Supplied information:
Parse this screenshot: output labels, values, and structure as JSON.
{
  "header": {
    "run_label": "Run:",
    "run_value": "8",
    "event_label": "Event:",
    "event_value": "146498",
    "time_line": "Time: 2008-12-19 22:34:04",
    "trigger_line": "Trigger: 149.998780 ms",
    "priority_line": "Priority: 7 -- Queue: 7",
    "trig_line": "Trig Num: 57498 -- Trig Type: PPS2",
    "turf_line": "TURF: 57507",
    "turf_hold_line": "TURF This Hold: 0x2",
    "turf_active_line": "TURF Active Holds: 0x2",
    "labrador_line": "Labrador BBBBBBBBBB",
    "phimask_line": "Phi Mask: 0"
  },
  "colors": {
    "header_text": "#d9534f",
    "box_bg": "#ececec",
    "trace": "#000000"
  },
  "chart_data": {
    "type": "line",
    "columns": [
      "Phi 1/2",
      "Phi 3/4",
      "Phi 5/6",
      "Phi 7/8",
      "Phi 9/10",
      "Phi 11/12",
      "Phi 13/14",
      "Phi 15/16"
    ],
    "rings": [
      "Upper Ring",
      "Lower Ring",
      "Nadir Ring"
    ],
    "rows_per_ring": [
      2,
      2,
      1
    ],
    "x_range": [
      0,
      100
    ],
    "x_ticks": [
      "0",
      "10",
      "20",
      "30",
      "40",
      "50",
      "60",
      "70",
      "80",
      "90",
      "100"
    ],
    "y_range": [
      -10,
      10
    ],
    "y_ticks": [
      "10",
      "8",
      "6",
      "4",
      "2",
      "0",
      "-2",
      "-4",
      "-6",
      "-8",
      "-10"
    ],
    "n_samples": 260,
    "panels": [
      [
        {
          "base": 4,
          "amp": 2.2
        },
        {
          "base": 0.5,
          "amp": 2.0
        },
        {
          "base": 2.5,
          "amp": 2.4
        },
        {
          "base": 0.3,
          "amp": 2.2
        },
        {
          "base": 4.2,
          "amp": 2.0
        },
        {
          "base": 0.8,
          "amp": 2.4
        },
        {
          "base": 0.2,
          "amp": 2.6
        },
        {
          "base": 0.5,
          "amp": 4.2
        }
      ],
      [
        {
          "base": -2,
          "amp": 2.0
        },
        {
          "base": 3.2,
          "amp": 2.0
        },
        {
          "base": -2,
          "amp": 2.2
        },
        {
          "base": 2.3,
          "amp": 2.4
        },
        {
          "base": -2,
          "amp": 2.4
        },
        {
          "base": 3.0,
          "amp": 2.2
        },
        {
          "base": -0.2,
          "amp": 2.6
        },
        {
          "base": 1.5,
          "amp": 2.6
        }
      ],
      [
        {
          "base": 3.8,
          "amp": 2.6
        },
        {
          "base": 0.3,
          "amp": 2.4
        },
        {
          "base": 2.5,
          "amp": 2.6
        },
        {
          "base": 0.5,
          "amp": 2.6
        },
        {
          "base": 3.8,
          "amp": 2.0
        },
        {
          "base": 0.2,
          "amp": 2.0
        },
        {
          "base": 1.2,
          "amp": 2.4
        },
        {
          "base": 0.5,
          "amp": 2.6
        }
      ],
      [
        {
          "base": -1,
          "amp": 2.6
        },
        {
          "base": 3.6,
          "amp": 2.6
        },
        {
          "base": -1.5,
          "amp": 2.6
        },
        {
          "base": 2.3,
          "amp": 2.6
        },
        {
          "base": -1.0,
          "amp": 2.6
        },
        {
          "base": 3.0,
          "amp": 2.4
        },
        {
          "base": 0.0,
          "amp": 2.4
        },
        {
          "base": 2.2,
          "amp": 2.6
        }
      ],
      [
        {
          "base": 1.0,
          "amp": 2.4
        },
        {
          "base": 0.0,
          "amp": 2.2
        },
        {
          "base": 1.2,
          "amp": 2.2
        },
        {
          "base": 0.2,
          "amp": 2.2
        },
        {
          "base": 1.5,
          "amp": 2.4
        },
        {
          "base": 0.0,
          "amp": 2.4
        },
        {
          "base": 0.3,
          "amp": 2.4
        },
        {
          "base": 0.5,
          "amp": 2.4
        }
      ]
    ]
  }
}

Set exercise:
Please set down all the data word for word.

Written answer:
Parse this screenshot: output labels, values, and structure as JSON.
{
  "header": {
    "run_label": "Run:",
    "run_value": "8",
    "event_label": "Event:",
    "event_value": "146498",
    "time_line": "Time: 2008-12-19 22:34:04",
    "trigger_line": "Trigger: 149.998780 ms",
    "priority_line": "Priority: 7 -- Queue: 7",
    "trig_line": "Trig Num: 57498 -- Trig Type: PPS2",
    "turf_line": "TURF: 57507",
    "turf_hold_line": "TURF This Hold: 0x2",
    "turf_active_line": "TURF Active Holds: 0x2",
    "labrador_line": "Labrador BBBBBBBBBB",
    "phimask_line": "Phi Mask: 0"
  },
  "colors": {
    "header_text": "#d9534f",
    "box_bg": "#ececec",
    "trace": "#000000"
  },
  "chart_data": {
    "type": "line",
    "columns": [
      "Phi 1/2",
      "Phi 3/4",
      "Phi 5/6",
      "Phi 7/8",
      "Phi 9/10",
      "Phi 11/12",
      "Phi 13/14",
      "Phi 15/16"
    ],
    "rings": [
      "Upper Ring",
      "Lower Ring",
      "Nadir Ring"
    ],
    "rows_per_ring": [
      2,
      2,
      1
    ],
    "x_range": [
      0,
      100
    ],
    "x_ticks": [
      "0",
      "10",
      "20",
      "30",
      "40",
      "50",
      "60",
      "70",
      "80",
      "90",
      "100"
    ],
    "y_range": [
      -10,
      10
    ],
    "y_ticks": [
      "10",
      "8",
      "6",
      "4",
      "2",
      "0",
      "-2",
      "-4",
      "-6",
      "-8",
      "-10"
    ],
    "n_samples": 260,
    "panels": [
      [
        {
          "base": 4,
          "amp": 2.2
        },
        {
          "base": 0.5,
          "amp": 2.0
        },
        {
          "base": 2.5,
          "amp": 2.4
        },
        {
          "base": 0.3,
          "amp": 2.2
        },
        {
          "base": 4.2,
          "amp": 2.0
        },
        {
          "base": 0.8,
          "amp": 2.4
        },
        {
          "base": 0.2,
          "amp": 2.6
        },
        {
          "base": 0.5,
          "amp": 4.2
        }
      ],
      [
        {
          "base": -2,
          "amp": 2.0
        },
        {
          "base": 3.2,
          "amp": 2.0
        },
        {
          "base": -2,
          "amp": 2.2
        },
        {
          "base": 2.3,
          "amp": 2.4
        },
        {
          "base": -2,
          "amp": 2.4
        },
        {
          "base": 3.0,
          "amp": 2.2
        },
        {
          "base": -0.2,
          "amp": 2.6
        },
        {
          "base": 1.5,
          "amp": 2.6
        }
      ],
      [
        {
          "base": 3.8,
          "amp": 2.6
        },
        {
          "base": 0.3,
          "amp": 2.4
        },
        {
          "base": 2.5,
          "amp": 2.6
        },
        {
          "base": 0.5,
          "amp": 2.6
        },
        {
          "base": 3.8,
          "amp": 2.0
        },
        {
          "base": 0.2,
          "amp": 2.0
        },
        {
          "base": 1.2,
          "amp": 2.4
        },
        {
          "base": 0.5,
          "amp": 2.6
        }
      ],
      [
        {
          "base": -1,
          "amp": 2.6
        },
        {
          "base": 3.6,
          "amp": 2.6
        },
        {
          "base": -1.5,
          "amp": 2.6
        },
        {
          "base": 2.3,
          "amp": 2.6
        },
        {
          "base": -1.0,
          "amp": 2.6
        },
        {
          "base": 3.0,
          "amp": 2.4
        },
        {
          "base": 0.0,
          "amp": 2.4
        },
        {
          "base": 2.2,
          "amp": 2.6
        }
      ],
      [
        {
          "base": 1.0,
          "amp": 2.4
        },
        {
          "base": 0.0,
          "amp": 2.2
        },
        {
          "base": 1.2,
          "amp": 2.2
        },
        {
          "base": 0.2,
          "amp": 2.2
        },
        {
          "base": 1.5,
          "amp": 2.4
        },
        {
          "base": 0.0,
          "amp": 2.4
        },
        {
          "base": 0.3,
          "amp": 2.4
        },
        {
          "base": 0.5,
          "amp": 2.4
        }
      ]
    ]
  }
}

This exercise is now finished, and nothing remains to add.